Exercise directions:
Lines that hold the word "ROOTSYS" should be located and copied.

────

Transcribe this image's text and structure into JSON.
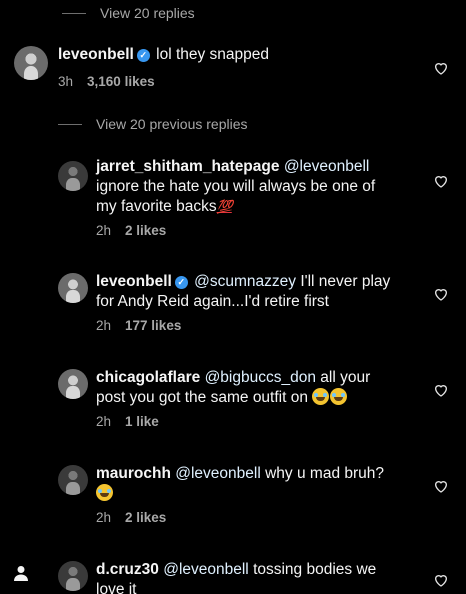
{
  "top_view_replies": "View 20 replies",
  "main_comment": {
    "username": "leveonbell",
    "text": "lol they snapped",
    "time": "3h",
    "likes": "3,160 likes"
  },
  "previous_replies": "View 20 previous replies",
  "replies": [
    {
      "username": "jarret_shitham_hatepage",
      "mention": "@leveonbell",
      "line1": "ignore the hate you will always be one of",
      "line2": "my favorite backs",
      "emoji": "💯",
      "time": "2h",
      "likes": "2 likes"
    },
    {
      "username": "leveonbell",
      "mention": "@scumnazzey",
      "line1_tail": "I'll never play",
      "line2": "for Andy Reid again...I'd retire first",
      "time": "2h",
      "likes": "177 likes"
    },
    {
      "username": "chicagolaflare",
      "mention": "@bigbuccs_don",
      "line1_tail": "all your",
      "line2": "post you got the same outfit on",
      "time": "2h",
      "likes": "1 like"
    },
    {
      "username": "maurochh",
      "mention": "@leveonbell",
      "line1_tail": "why u mad bruh?",
      "time": "2h",
      "likes": "2 likes"
    },
    {
      "username": "d.cruz30",
      "mention": "@leveonbell",
      "line1_tail": "tossing bodies we",
      "line2": "love it"
    }
  ],
  "icons": {
    "like": "heart-outline-icon",
    "verified": "verified-badge-icon",
    "profile": "profile-icon",
    "emoji_laugh": "face-with-tears-of-joy-icon",
    "emoji_crying": "loudly-crying-face-icon"
  },
  "colors": {
    "background": "#000000",
    "text": "#f5f5f5",
    "secondary": "#a8a8a8",
    "verified": "#3897f0",
    "hundred": "#e0333c"
  }
}
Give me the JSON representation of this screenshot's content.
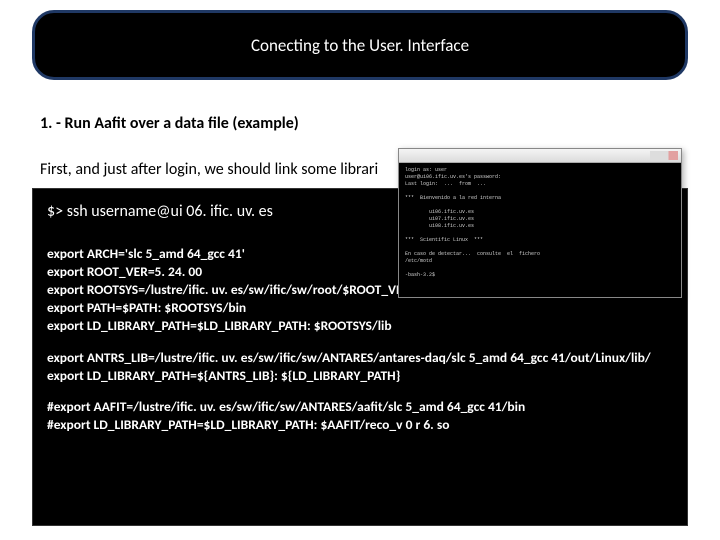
{
  "title": "Conecting to the User. Interface",
  "section_heading": "1. -  Run Aafit over a data file (example)",
  "intro": "First, and just after login, we should link some librari",
  "code": {
    "ssh": "$> ssh username@ui 06. ific. uv. es",
    "lines1": [
      "export ARCH='slc 5_amd 64_gcc 41'",
      "export ROOT_VER=5. 24. 00",
      "export ROOTSYS=/lustre/ific. uv. es/sw/ific/sw/root/$ROOT_VER/$ARCH/root/",
      "export PATH=$PATH: $ROOTSYS/bin",
      "export LD_LIBRARY_PATH=$LD_LIBRARY_PATH: $ROOTSYS/lib"
    ],
    "lines2": [
      "export ANTRS_LIB=/lustre/ific. uv. es/sw/ific/sw/ANTARES/antares-daq/slc 5_amd 64_gcc 41/out/Linux/lib/",
      "export LD_LIBRARY_PATH=${ANTRS_LIB}: ${LD_LIBRARY_PATH}"
    ],
    "lines3": [
      "#export AAFIT=/lustre/ific. uv. es/sw/ific/sw/ANTARES/aafit/slc 5_amd 64_gcc 41/bin",
      "#export LD_LIBRARY_PATH=$LD_LIBRARY_PATH: $AAFIT/reco_v 0 r 6. so"
    ]
  },
  "terminal": {
    "t1": "login as: user",
    "t2": "user@ui06.ific.uv.es's password:",
    "t3": "Last login:  ...  from  ...",
    "t4": "***  Bienvenido a la red interna",
    "t5": "        ui06.ific.uv.es",
    "t6": "        ui07.ific.uv.es",
    "t7": "        ui08.ific.uv.es",
    "t8": "***  Scientific Linux  ***",
    "t9": "En caso de detectar...  consulte  el  fichero",
    "t10": "/etc/motd",
    "t11": "-bash-3.2$"
  }
}
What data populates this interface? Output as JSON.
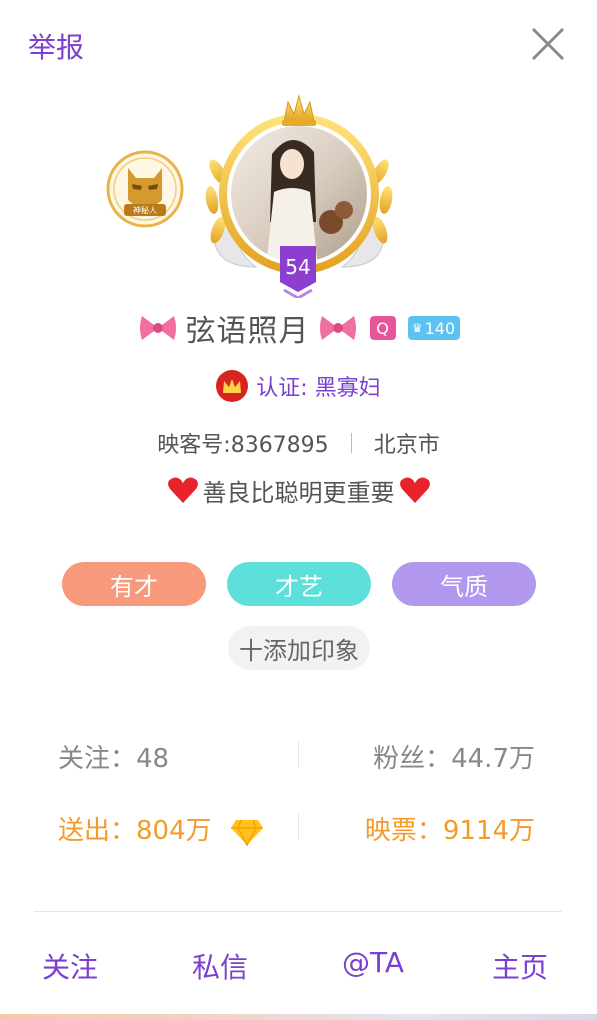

────

Right answer:
      "export ROOTSYS=/lustre/ific. uv. es/sw/ific/sw/root/$ROOT_VER/$ARCH/root/",
      "export PATH=$PATH: $ROOTSYS/bin",
      "export LD_LIBRARY_PATH=$LD_LIBRARY_PATH: $ROOTSYS/lib"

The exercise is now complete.